_Provided records_

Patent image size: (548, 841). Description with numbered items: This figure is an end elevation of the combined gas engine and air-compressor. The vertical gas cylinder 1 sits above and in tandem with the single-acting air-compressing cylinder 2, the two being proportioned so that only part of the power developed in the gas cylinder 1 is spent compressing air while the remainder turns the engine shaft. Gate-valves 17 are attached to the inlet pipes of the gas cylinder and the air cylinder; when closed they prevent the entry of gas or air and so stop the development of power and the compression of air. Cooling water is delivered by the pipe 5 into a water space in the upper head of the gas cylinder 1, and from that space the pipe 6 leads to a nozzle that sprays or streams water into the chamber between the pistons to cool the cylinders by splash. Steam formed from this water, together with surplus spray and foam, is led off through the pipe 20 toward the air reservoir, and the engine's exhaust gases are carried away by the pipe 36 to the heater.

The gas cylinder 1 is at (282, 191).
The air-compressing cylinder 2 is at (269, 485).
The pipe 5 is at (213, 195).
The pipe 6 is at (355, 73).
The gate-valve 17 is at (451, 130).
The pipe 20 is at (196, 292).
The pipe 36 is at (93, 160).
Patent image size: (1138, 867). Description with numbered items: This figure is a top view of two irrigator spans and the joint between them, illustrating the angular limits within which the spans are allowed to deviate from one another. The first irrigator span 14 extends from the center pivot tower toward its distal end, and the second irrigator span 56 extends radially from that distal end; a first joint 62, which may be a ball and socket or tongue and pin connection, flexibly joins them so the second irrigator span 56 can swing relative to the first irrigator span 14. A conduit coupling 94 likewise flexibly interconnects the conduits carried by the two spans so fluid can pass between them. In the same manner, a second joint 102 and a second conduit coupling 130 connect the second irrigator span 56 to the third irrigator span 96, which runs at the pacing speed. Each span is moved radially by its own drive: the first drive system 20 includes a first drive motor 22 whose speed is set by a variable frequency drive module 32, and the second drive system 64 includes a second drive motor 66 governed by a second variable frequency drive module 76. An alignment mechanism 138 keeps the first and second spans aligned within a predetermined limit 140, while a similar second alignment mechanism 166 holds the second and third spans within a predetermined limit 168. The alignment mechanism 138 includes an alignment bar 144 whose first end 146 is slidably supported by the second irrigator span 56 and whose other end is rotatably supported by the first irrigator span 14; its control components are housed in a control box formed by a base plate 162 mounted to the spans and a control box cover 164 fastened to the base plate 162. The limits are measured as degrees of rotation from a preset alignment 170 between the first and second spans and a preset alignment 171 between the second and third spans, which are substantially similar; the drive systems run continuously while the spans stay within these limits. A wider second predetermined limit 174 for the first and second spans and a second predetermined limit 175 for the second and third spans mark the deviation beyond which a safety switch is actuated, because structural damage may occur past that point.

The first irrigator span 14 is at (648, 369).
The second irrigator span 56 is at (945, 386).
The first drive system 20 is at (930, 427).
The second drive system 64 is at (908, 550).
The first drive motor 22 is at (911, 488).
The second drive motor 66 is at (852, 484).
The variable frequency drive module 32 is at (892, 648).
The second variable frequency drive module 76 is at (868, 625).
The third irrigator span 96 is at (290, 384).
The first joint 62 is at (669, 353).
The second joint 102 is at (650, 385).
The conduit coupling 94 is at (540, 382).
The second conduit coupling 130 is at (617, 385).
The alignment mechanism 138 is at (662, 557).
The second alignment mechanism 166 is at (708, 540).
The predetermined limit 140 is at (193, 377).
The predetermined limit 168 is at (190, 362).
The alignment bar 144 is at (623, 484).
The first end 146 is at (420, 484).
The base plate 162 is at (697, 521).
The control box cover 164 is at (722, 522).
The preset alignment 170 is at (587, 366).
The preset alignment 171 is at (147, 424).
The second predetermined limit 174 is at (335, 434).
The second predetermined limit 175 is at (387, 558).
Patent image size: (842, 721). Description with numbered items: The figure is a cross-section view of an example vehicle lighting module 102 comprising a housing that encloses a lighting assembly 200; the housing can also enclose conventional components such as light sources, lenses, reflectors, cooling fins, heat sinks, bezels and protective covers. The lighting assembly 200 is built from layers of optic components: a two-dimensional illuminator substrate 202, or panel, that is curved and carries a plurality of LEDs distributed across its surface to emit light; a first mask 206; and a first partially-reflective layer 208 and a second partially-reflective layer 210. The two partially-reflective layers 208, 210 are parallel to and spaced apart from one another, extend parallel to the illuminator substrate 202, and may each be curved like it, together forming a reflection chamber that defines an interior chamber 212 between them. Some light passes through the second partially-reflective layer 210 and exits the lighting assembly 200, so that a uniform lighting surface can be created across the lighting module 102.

_Short task_
Convert the listing above into a JSON list of strings, one string per line, and leave out the blank lines.

_Written response_
[
  "Patent image size: (548, 841). Description with numbered items: This figure is an end elevation of the combined gas engine and air-compressor. The vertical gas cylinder 1 sits above and in tandem with the single-acting air-compressing cylinder 2, the two being proportioned so that only part of the power developed in the gas cylinder 1 is spent compressing air while the remainder turns the engine shaft. Gate-valves 17 are attached to the inlet pipes of the gas cylinder and the air cylinder; when closed they prevent the entry of gas or air and so stop the development of power and the compression of air. Cooling water is delivered by the pipe 5 into a water space in the upper head of the gas cylinder 1, and from that space the pipe 6 leads to a nozzle that sprays or streams water into the chamber between the pistons to cool the cylinders by splash. Steam formed from this water, together with surplus spray and foam, is led off through the pipe 20 toward the air reservoir, and the engine's exhaust gases are carried away by the pipe 36 to the heater.",
  "The gas cylinder 1 is at (282, 191).",
  "The air-compressing cylinder 2 is at (269, 485).",
  "The pipe 5 is at (213, 195).",
  "The pipe 6 is at (355, 73).",
  "The gate-valve 17 is at (451, 130).",
  "The pipe 20 is at (196, 292).",
  "The pipe 36 is at (93, 160).",
  "Patent image size: (1138, 867). Description with numbered items: This figure is a top view of two irrigator spans and the joint between them, illustrating the angular limits within which the spans are allowed to deviate from one another. The first irrigator span 14 extends from the center pivot tower toward its distal end, and the second irrigator span 56 extends radially from that distal end; a first joint 62, which may be a ball and socket or tongue and pin connection, flexibly joins them so the second irrigator span 56 can swing relative to the first irrigator span 14. A conduit coupling 94 likewise flexibly interconnects the conduits carried by the two spans so fluid can pass between them. In the same manner, a second joint 102 and a second conduit coupling 130 connect the second irrigator span 56 to the third irrigator span 96, which runs at the pacing speed. Each span is moved radially by its own drive: the first drive system 20 includes a first drive motor 22 whose speed is set by a variable frequency drive module 32, and the second drive system 64 includes a second drive motor 66 governed by a second variable frequency drive module 76. An alignment mechanism 138 keeps the first and second spans aligned within a predetermined limit 140, while a similar second alignment mechanism 166 holds the second and third spans within a predetermined limit 168. The alignment mechanism 138 includes an alignment bar 144 whose first end 146 is slidably supported by the second irrigator span 56 and whose other end is rotatably supported by the first irrigator span 14; its control components are housed in a control box formed by a base plate 162 mounted to the spans and a control box cover 164 fastened to the base plate 162. The limits are measured as degrees of rotation from a preset alignment 170 between the first and second spans and a preset alignment 171 between the second and third spans, which are substantially similar; the drive systems run continuously while the spans stay within these limits. A wider second predetermined limit 174 for the first and second spans and a second predetermined limit 175 for the second and third spans mark the deviation beyond which a safety switch is actuated, because structural damage may occur past that point.",
  "The first irrigator span 14 is at (648, 369).",
  "The second irrigator span 56 is at (945, 386).",
  "The first drive system 20 is at (930, 427).",
  "The second drive system 64 is at (908, 550).",
  "The first drive motor 22 is at (911, 488).",
  "The second drive motor 66 is at (852, 484).",
  "The variable frequency drive module 32 is at (892, 648).",
  "The second variable frequency drive module 76 is at (868, 625).",
  "The third irrigator span 96 is at (290, 384).",
  "The first joint 62 is at (669, 353).",
  "The second joint 102 is at (650, 385).",
  "The conduit coupling 94 is at (540, 382).",
  "The second conduit coupling 130 is at (617, 385).",
  "The alignment mechanism 138 is at (662, 557).",
  "The second alignment mechanism 166 is at (708, 540).",
  "The predetermined limit 140 is at (193, 377).",
  "The predetermined limit 168 is at (190, 362).",
  "The alignment bar 144 is at (623, 484).",
  "The first end 146 is at (420, 484).",
  "The base plate 162 is at (697, 521).",
  "The control box cover 164 is at (722, 522).",
  "The preset alignment 170 is at (587, 366).",
  "The preset alignment 171 is at (147, 424).",
  "The second predetermined limit 174 is at (335, 434).",
  "The second predetermined limit 175 is at (387, 558).",
  "Patent image size: (842, 721). Description with numbered items: The figure is a cross-section view of an example vehicle lighting module 102 comprising a housing that encloses a lighting assembly 200; the housing can also enclose conventional components such as light sources, lenses, reflectors, cooling fins, heat sinks, bezels and protective covers. The lighting assembly 200 is built from layers of optic components: a two-dimensional illuminator substrate 202, or panel, that is curved and carries a plurality of LEDs distributed across its surface to emit light; a first mask 206; and a first partially-reflective layer 208 and a second partially-reflective layer 210. The two partially-reflective layers 208, 210 are parallel to and spaced apart from one another, extend parallel to the illuminator substrate 202, and may each be curved like it, together forming a reflection chamber that defines an interior chamber 212 between them. Some light passes through the second partially-reflective layer 210 and exits the lighting assembly 200, so that a uniform lighting surface can be created across the lighting module 102."
]